begin Task data
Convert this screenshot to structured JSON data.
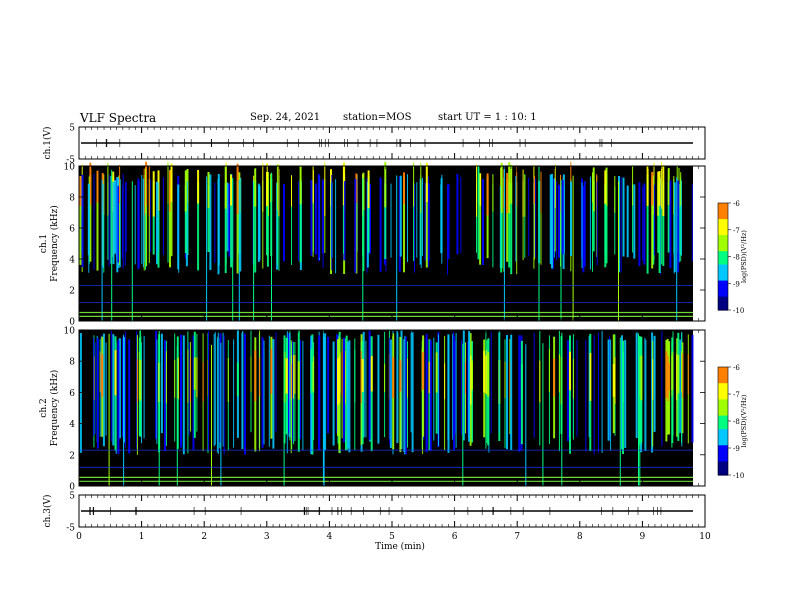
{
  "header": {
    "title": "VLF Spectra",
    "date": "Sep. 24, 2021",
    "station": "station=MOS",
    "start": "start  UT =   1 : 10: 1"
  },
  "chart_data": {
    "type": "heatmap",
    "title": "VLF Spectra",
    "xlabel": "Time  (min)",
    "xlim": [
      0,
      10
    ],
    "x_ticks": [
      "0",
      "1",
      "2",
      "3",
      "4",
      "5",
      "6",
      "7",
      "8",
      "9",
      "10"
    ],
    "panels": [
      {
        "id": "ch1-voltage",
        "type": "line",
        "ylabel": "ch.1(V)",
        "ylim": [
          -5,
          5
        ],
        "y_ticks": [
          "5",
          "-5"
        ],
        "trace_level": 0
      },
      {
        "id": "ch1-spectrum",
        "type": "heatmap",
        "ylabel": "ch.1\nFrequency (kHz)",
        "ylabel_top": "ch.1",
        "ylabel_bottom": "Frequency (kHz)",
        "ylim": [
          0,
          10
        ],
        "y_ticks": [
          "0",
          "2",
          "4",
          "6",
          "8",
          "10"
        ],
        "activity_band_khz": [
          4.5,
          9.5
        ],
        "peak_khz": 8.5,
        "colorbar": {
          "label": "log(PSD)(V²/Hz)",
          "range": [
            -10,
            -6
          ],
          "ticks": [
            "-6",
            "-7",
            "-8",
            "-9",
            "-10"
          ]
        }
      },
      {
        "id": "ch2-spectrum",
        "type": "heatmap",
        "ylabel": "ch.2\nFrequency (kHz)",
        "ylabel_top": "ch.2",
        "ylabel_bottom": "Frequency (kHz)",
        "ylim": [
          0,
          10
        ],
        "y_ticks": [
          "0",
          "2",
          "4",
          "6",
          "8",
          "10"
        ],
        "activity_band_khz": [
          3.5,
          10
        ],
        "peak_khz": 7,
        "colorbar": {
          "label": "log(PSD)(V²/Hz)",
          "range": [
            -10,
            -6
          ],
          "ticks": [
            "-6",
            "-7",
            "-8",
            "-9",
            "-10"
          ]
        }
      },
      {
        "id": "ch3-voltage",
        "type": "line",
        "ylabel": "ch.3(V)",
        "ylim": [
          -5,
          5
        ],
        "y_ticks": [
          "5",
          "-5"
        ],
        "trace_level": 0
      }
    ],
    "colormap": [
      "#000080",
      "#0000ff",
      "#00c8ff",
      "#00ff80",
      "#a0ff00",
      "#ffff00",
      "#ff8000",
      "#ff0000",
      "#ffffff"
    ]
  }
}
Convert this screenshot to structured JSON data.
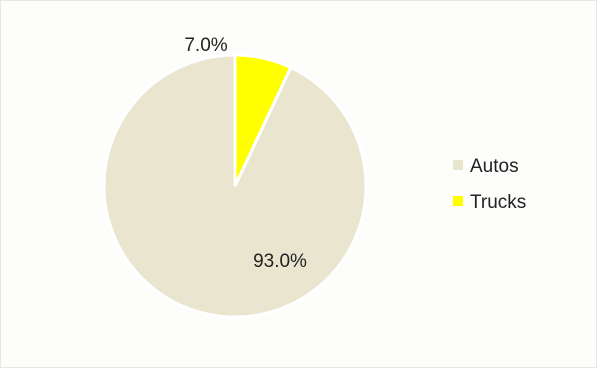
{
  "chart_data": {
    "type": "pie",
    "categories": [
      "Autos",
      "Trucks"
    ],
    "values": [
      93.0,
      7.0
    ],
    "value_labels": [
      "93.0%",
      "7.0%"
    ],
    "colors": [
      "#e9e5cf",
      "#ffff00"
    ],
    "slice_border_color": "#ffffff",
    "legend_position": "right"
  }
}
end Task data
**Objective:**
Print the listing above in full, exactly as written. Omit any pictures.

**In response:**
Convert this screenshot to structured JSON data.
{
  "header": {
    "title": "VLF Spectra",
    "date": "Sep. 24, 2021",
    "station": "station=MOS",
    "start": "start  UT =   1 : 10: 1"
  },
  "chart_data": {
    "type": "heatmap",
    "title": "VLF Spectra",
    "xlabel": "Time  (min)",
    "xlim": [
      0,
      10
    ],
    "x_ticks": [
      "0",
      "1",
      "2",
      "3",
      "4",
      "5",
      "6",
      "7",
      "8",
      "9",
      "10"
    ],
    "panels": [
      {
        "id": "ch1-voltage",
        "type": "line",
        "ylabel": "ch.1(V)",
        "ylim": [
          -5,
          5
        ],
        "y_ticks": [
          "5",
          "-5"
        ],
        "trace_level": 0
      },
      {
        "id": "ch1-spectrum",
        "type": "heatmap",
        "ylabel": "ch.1\nFrequency (kHz)",
        "ylabel_top": "ch.1",
        "ylabel_bottom": "Frequency (kHz)",
        "ylim": [
          0,
          10
        ],
        "y_ticks": [
          "0",
          "2",
          "4",
          "6",
          "8",
          "10"
        ],
        "activity_band_khz": [
          4.5,
          9.5
        ],
        "peak_khz": 8.5,
        "colorbar": {
          "label": "log(PSD)(V²/Hz)",
          "range": [
            -10,
            -6
          ],
          "ticks": [
            "-6",
            "-7",
            "-8",
            "-9",
            "-10"
          ]
        }
      },
      {
        "id": "ch2-spectrum",
        "type": "heatmap",
        "ylabel": "ch.2\nFrequency (kHz)",
        "ylabel_top": "ch.2",
        "ylabel_bottom": "Frequency (kHz)",
        "ylim": [
          0,
          10
        ],
        "y_ticks": [
          "0",
          "2",
          "4",
          "6",
          "8",
          "10"
        ],
        "activity_band_khz": [
          3.5,
          10
        ],
        "peak_khz": 7,
        "colorbar": {
          "label": "log(PSD)(V²/Hz)",
          "range": [
            -10,
            -6
          ],
          "ticks": [
            "-6",
            "-7",
            "-8",
            "-9",
            "-10"
          ]
        }
      },
      {
        "id": "ch3-voltage",
        "type": "line",
        "ylabel": "ch.3(V)",
        "ylim": [
          -5,
          5
        ],
        "y_ticks": [
          "5",
          "-5"
        ],
        "trace_level": 0
      }
    ],
    "colormap": [
      "#000080",
      "#0000ff",
      "#00c8ff",
      "#00ff80",
      "#a0ff00",
      "#ffff00",
      "#ff8000",
      "#ff0000",
      "#ffffff"
    ]
  }
}
Convert this screenshot to structured JSON data.
{
  "chart_data": {
    "type": "pie",
    "categories": [
      "Autos",
      "Trucks"
    ],
    "values": [
      93.0,
      7.0
    ],
    "value_labels": [
      "93.0%",
      "7.0%"
    ],
    "colors": [
      "#e9e5cf",
      "#ffff00"
    ],
    "slice_border_color": "#ffffff",
    "legend_position": "right"
  }
}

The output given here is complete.